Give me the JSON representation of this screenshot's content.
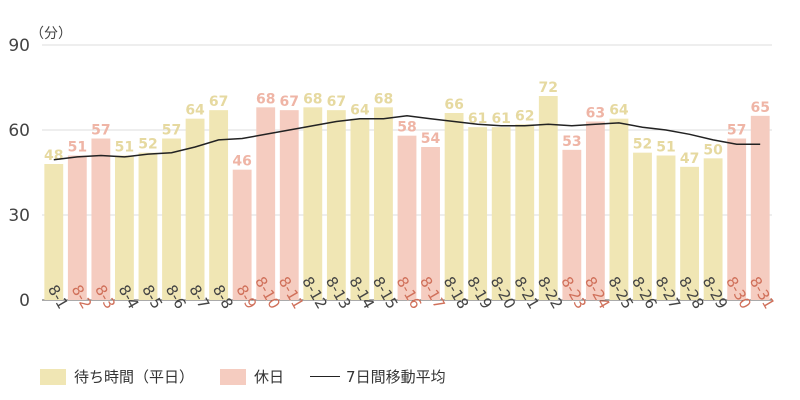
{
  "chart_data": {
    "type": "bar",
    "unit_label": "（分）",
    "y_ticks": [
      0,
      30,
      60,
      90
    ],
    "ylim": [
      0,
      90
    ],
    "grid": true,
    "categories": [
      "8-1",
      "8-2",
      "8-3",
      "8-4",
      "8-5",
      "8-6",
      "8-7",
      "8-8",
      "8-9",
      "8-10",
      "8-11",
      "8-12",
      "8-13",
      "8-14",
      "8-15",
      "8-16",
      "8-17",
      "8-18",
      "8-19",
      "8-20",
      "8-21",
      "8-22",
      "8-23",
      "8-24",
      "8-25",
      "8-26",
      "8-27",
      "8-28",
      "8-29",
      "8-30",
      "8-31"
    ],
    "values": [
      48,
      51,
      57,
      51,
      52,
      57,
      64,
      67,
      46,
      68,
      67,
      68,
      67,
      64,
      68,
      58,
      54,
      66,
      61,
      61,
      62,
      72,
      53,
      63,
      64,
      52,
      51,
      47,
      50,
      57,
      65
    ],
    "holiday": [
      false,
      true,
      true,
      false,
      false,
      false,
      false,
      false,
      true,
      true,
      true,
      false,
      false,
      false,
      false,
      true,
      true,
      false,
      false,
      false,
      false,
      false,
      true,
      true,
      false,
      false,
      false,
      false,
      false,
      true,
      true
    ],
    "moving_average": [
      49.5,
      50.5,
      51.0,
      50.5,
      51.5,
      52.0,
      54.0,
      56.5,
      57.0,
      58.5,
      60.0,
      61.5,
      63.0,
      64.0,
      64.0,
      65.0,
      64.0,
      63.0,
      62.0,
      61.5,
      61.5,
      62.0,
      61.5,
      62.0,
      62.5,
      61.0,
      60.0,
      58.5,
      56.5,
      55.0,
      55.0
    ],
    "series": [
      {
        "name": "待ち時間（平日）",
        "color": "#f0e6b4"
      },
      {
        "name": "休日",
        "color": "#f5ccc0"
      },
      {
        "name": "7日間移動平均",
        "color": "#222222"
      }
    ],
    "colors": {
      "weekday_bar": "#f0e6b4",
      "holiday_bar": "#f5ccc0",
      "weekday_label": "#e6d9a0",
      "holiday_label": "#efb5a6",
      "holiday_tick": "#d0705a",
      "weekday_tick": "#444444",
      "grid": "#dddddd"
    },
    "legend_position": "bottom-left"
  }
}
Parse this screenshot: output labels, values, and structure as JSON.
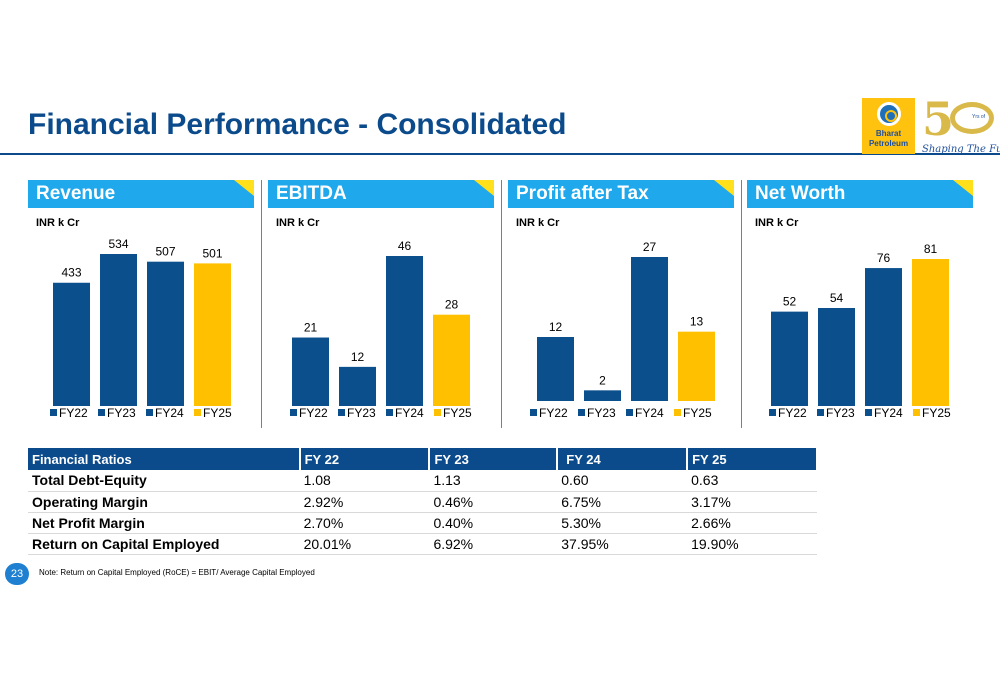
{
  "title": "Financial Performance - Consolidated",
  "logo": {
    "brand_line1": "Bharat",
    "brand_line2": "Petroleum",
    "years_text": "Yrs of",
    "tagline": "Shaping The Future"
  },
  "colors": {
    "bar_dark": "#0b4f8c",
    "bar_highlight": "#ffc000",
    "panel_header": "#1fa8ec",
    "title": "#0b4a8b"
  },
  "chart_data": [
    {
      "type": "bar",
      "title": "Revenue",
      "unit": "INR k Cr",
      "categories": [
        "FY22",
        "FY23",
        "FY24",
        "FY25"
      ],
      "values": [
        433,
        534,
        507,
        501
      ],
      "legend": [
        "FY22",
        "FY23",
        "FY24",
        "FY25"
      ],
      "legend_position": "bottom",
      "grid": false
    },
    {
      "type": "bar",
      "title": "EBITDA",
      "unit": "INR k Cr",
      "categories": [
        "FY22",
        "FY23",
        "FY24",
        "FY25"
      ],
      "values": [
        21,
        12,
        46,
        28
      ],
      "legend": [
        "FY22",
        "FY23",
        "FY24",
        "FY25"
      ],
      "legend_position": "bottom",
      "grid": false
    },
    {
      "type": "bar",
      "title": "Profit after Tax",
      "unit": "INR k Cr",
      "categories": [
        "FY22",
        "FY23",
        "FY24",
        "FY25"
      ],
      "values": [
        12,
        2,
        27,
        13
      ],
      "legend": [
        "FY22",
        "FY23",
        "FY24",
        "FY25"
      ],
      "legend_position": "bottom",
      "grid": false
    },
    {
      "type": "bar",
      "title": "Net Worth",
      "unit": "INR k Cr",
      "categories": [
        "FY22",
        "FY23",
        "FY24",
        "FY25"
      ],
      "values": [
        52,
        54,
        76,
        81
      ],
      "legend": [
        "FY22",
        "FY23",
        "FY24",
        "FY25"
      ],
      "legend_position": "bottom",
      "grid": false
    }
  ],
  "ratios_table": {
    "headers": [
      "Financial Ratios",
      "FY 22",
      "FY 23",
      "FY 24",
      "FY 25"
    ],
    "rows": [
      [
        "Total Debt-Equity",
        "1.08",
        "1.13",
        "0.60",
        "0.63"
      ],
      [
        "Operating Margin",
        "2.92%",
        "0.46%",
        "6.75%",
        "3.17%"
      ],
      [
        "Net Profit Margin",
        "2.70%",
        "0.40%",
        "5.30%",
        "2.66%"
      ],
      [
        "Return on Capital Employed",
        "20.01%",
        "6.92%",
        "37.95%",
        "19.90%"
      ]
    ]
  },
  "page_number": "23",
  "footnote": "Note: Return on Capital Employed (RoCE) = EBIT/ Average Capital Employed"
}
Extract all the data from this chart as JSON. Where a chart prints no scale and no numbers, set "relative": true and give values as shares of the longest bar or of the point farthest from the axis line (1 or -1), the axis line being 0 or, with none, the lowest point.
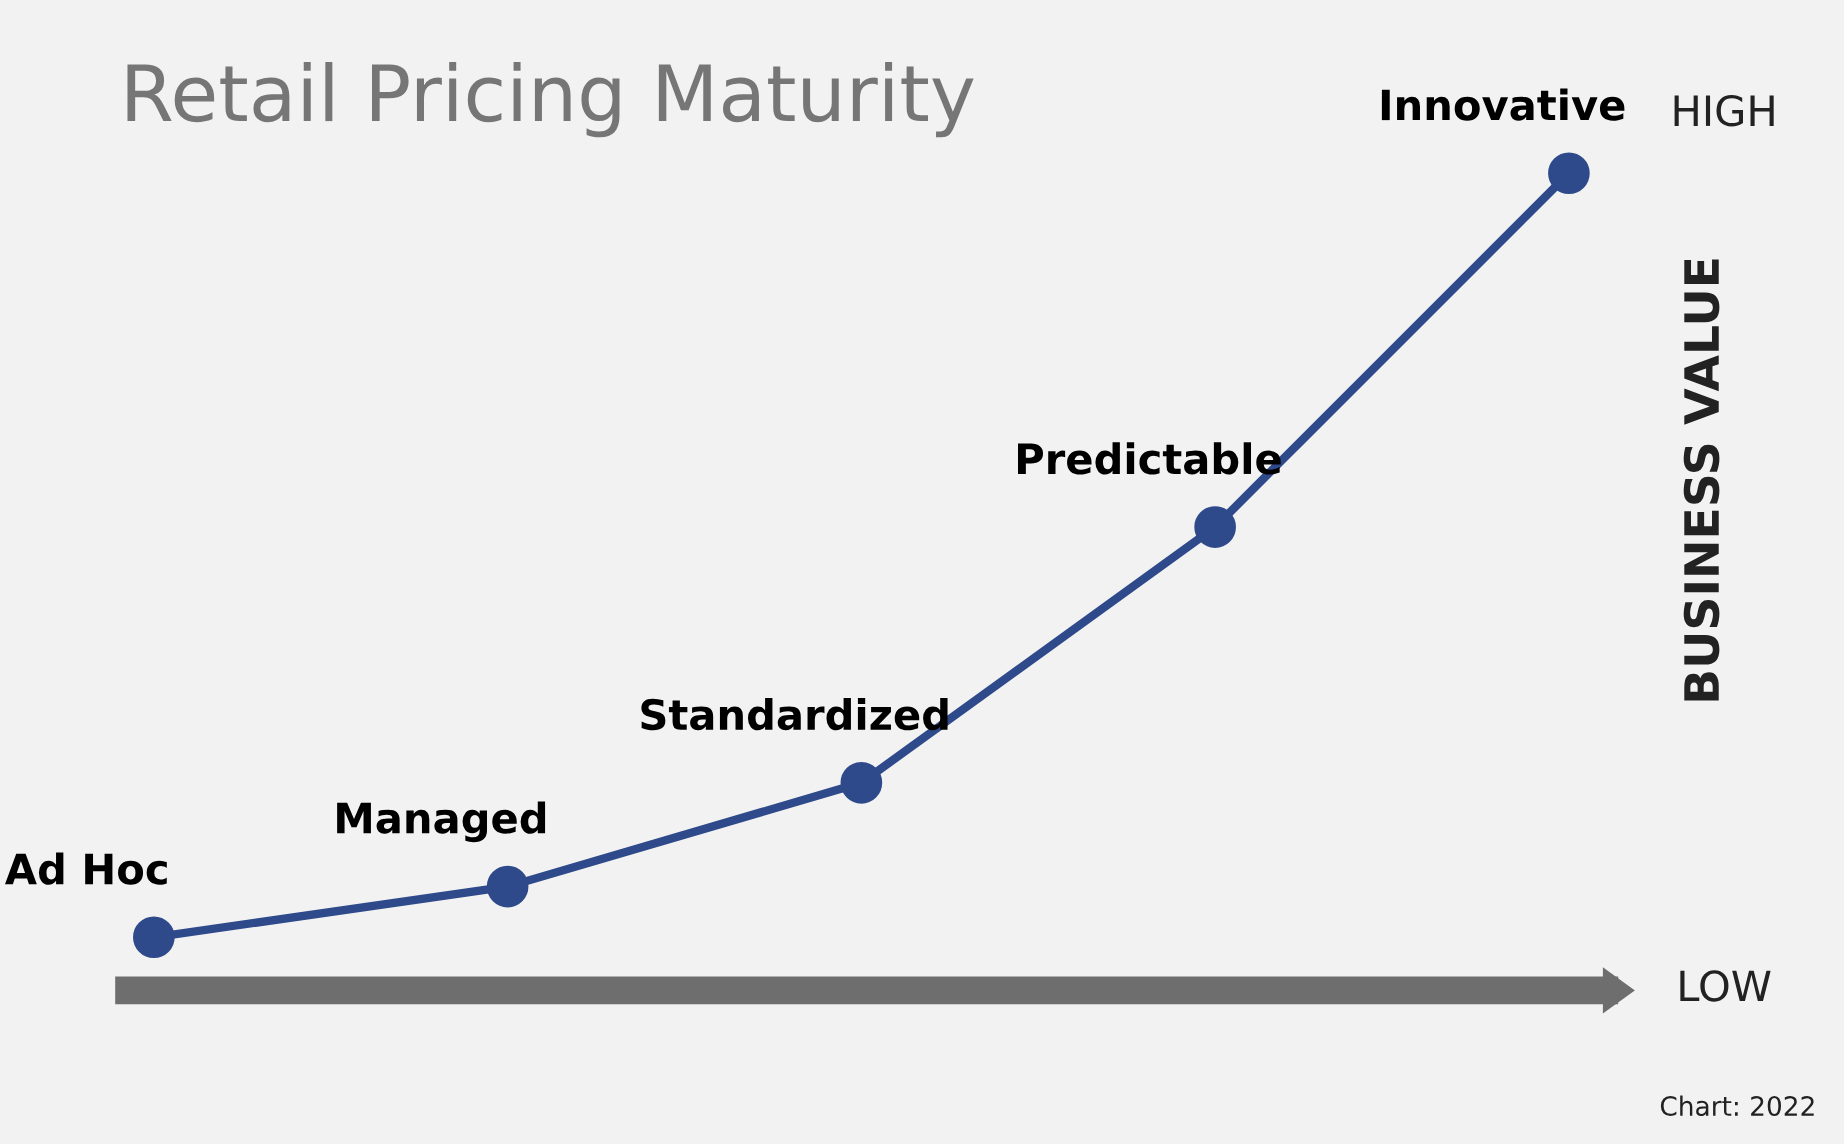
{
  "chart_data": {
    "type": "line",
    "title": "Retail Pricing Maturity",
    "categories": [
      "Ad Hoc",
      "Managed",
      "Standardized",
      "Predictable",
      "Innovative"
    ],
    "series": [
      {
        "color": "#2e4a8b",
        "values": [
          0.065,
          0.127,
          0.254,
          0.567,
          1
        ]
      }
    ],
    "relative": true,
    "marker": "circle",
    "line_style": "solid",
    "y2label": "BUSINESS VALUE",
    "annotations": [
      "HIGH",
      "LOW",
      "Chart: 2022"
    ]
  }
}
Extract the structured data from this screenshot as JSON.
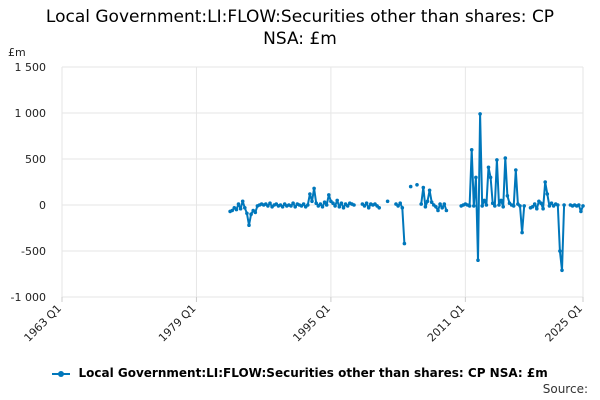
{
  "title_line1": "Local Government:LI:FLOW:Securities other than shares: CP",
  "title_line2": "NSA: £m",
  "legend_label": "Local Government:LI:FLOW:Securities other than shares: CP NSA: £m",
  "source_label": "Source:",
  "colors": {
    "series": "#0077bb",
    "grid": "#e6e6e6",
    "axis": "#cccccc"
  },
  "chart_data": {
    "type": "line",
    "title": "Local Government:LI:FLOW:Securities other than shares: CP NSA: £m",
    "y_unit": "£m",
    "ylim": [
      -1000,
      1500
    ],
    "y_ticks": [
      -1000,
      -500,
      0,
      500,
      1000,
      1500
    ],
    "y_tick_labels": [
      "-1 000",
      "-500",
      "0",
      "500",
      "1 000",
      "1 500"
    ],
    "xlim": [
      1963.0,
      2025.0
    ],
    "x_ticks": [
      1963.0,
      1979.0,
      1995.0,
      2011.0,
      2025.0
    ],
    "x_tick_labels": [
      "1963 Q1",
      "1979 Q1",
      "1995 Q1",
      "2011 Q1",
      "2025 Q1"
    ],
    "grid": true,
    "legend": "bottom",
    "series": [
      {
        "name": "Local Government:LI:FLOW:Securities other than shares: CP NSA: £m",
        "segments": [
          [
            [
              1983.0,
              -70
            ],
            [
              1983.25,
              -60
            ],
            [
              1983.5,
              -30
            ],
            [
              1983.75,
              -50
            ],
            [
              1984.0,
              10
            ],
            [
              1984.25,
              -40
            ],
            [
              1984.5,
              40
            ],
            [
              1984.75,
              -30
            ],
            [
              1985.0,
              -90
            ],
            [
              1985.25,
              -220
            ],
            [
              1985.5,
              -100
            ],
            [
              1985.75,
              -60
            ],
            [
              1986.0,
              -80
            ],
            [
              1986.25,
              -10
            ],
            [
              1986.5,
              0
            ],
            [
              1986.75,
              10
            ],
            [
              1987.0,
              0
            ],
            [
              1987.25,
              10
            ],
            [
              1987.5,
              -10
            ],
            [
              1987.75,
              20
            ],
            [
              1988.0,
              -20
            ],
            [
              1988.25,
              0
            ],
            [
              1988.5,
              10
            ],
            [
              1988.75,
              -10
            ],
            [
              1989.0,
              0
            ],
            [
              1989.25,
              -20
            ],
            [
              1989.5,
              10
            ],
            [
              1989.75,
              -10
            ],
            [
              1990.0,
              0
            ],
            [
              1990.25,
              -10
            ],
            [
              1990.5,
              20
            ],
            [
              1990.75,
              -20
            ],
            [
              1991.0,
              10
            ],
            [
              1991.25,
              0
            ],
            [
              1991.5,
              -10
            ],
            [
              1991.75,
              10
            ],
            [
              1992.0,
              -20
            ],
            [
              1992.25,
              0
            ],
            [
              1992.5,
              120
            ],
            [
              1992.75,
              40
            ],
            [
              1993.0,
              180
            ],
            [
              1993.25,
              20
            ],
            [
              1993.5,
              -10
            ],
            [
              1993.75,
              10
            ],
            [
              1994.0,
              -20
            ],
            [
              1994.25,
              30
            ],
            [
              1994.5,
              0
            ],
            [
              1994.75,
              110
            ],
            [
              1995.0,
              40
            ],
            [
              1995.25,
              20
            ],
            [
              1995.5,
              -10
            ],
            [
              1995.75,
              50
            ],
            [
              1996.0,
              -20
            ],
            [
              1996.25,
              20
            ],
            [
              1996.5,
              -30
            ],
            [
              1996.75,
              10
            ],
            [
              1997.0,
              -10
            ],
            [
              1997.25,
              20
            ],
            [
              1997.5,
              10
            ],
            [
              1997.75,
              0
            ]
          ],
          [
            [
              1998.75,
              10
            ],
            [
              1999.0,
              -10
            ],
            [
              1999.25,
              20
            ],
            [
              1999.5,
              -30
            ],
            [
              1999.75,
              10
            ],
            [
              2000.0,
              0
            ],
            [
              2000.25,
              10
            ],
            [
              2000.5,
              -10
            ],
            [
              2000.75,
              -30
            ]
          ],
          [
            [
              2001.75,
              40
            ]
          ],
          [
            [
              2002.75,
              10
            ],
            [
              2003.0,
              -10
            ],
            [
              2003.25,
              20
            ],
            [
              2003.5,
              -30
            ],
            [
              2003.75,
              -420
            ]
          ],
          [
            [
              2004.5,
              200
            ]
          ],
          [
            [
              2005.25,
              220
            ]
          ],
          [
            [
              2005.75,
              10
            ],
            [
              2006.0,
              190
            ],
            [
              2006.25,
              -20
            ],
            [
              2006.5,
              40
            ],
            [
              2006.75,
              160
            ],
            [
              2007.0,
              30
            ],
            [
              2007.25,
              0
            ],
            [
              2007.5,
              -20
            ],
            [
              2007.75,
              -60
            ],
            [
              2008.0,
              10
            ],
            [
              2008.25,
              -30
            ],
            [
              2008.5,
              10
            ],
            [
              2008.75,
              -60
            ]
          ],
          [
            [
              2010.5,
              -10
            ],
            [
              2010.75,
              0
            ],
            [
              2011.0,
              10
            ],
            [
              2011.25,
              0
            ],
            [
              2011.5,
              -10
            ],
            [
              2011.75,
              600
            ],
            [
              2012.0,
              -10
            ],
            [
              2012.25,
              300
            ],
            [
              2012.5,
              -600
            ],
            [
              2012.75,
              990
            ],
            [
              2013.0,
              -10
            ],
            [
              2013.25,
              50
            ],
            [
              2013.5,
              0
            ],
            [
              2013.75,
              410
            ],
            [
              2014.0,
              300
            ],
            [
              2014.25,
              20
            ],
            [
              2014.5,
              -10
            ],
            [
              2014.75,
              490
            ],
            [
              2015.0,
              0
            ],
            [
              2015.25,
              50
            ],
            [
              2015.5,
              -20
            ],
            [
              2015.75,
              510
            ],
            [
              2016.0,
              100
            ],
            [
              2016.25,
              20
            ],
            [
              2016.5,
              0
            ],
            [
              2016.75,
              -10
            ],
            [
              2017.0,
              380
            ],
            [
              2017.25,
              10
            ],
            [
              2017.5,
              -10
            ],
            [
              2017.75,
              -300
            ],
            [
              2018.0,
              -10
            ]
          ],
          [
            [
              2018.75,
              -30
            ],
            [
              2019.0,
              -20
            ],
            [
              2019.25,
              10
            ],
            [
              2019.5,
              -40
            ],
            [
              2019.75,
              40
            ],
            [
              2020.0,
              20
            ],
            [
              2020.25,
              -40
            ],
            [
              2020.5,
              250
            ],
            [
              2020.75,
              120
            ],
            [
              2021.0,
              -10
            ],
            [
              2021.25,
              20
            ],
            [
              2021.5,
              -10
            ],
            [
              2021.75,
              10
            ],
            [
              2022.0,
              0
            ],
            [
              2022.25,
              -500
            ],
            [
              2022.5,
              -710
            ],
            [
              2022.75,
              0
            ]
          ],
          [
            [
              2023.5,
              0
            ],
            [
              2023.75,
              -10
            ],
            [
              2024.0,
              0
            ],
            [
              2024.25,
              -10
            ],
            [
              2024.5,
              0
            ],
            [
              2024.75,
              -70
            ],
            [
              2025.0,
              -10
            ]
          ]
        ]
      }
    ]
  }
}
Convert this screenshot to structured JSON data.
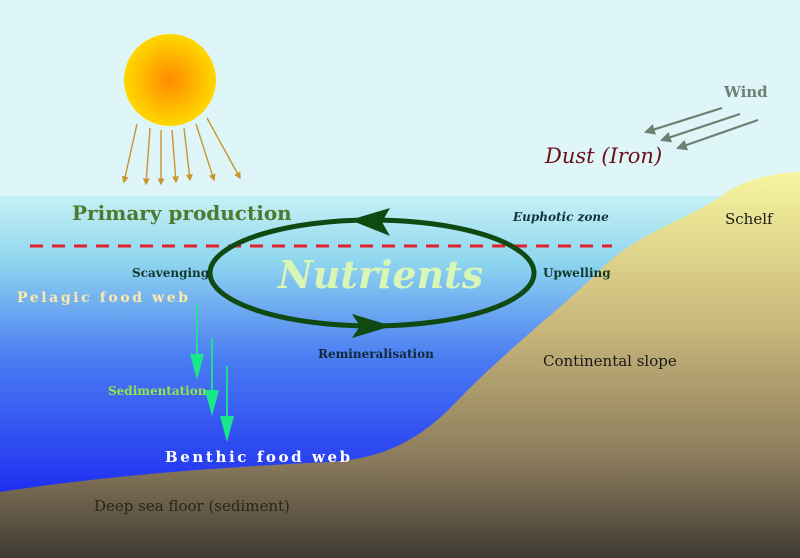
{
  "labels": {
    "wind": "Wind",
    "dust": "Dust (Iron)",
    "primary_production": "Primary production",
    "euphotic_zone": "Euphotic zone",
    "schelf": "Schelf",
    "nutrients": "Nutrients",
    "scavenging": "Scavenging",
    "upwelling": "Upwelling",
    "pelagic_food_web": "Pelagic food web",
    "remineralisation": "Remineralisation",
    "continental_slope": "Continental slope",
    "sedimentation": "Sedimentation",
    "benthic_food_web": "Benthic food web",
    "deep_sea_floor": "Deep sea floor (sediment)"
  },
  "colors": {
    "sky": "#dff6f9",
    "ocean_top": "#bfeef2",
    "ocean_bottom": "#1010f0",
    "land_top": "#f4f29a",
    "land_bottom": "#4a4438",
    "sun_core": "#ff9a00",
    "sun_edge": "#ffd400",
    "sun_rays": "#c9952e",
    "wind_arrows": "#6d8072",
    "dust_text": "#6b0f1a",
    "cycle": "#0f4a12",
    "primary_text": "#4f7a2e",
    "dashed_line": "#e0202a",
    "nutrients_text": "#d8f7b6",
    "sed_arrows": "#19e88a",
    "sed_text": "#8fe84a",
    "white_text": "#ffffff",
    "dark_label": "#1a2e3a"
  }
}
= = = =
- _Work to do_: Search the listing for the word "Capital" and return each line that holds it.

- _Full response_:
        "Return on Capital Employed",
  "footnote": "Note: Return on Capital Employed (RoCE) = EBIT/ Average Capital Employed"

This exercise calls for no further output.